» Reading passage:
________________________

Question-answer pair searching involves a user submitting a question in the form of a natural language query to an embedding model. Each passage of content within a document corpus is indexed into a database using the same embedding model. The system then retrieves and produces one or more question-answer pairs, with the answer being a potential answer to the question that was submitted. In a second step, the answers are re-ranked using another model that takes in question-answer pairs as input and returns scores as output. The scored answers are presented to the user in a results-list or other graphical interface. However, some answers may have long spans of text, and it may be difficult for the user to quickly see and understand the important parts of the text, as well as have confidence in the model that it produced a reliable answer.
To solve the above-referenced problems, embodiments of the present disclosure highlight important words in a resulting answer so that the user can both trust the underlying model and quickly understand the important words and phrases of the proposed answer.

________________________

» Goal: Please reproduce word for word the part of the passage on question-answer searching that begins with "To solve the" and ends after "the proposed answer.".

» Supplied data:
________________________

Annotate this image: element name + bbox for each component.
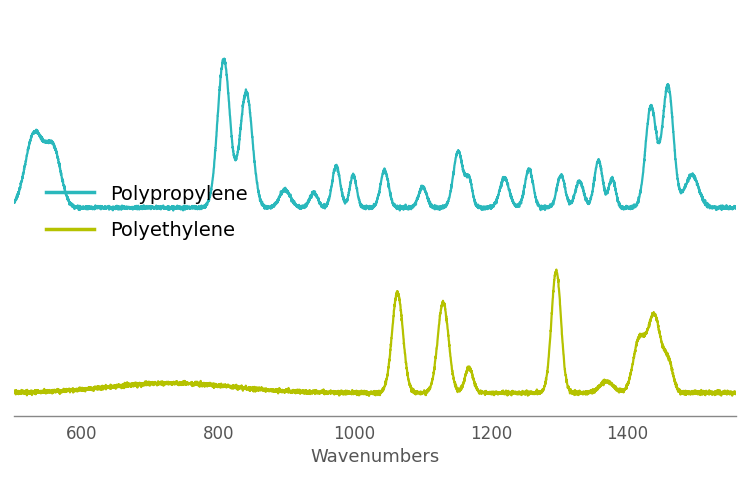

________________________

» Expected output:
To solve the above-referenced problems, embodiments of the present disclosure highlight important words in a resulting answer so that the user can both trust the underlying model and quickly understand the important words and phrases of the proposed answer.